→ **TASK STATEMENT**
Give all of the lines again, with nothing added or dropped.

____

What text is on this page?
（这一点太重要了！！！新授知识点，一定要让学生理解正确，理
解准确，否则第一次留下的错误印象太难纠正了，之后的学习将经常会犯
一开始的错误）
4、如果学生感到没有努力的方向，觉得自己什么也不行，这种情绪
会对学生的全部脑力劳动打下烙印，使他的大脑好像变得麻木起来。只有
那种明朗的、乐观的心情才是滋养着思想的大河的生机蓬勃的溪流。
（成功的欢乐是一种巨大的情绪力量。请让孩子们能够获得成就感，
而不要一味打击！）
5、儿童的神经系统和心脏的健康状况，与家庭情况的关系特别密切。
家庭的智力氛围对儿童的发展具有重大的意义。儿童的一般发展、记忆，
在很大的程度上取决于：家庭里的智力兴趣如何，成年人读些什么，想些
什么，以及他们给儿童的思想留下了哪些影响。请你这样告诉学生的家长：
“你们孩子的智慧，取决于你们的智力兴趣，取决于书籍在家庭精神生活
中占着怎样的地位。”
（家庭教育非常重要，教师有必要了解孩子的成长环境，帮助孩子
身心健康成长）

____

→ **REPLY**
What text is on this page?
（这一点太重要了！！！新授知识点，一定要让学生理解正确，理
解准确，否则第一次留下的错误印象太难纠正了，之后的学习将经常会犯
一开始的错误）
4、如果学生感到没有努力的方向，觉得自己什么也不行，这种情绪
会对学生的全部脑力劳动打下烙印，使他的大脑好像变得麻木起来。只有
那种明朗的、乐观的心情才是滋养着思想的大河的生机蓬勃的溪流。
（成功的欢乐是一种巨大的情绪力量。请让孩子们能够获得成就感，
而不要一味打击！）
5、儿童的神经系统和心脏的健康状况，与家庭情况的关系特别密切。
家庭的智力氛围对儿童的发展具有重大的意义。儿童的一般发展、记忆，
在很大的程度上取决于：家庭里的智力兴趣如何，成年人读些什么，想些
什么，以及他们给儿童的思想留下了哪些影响。请你这样告诉学生的家长：
“你们孩子的智慧，取决于你们的智力兴趣，取决于书籍在家庭精神生活
中占着怎样的地位。”
（家庭教育非常重要，教师有必要了解孩子的成长环境，帮助孩子
身心健康成长）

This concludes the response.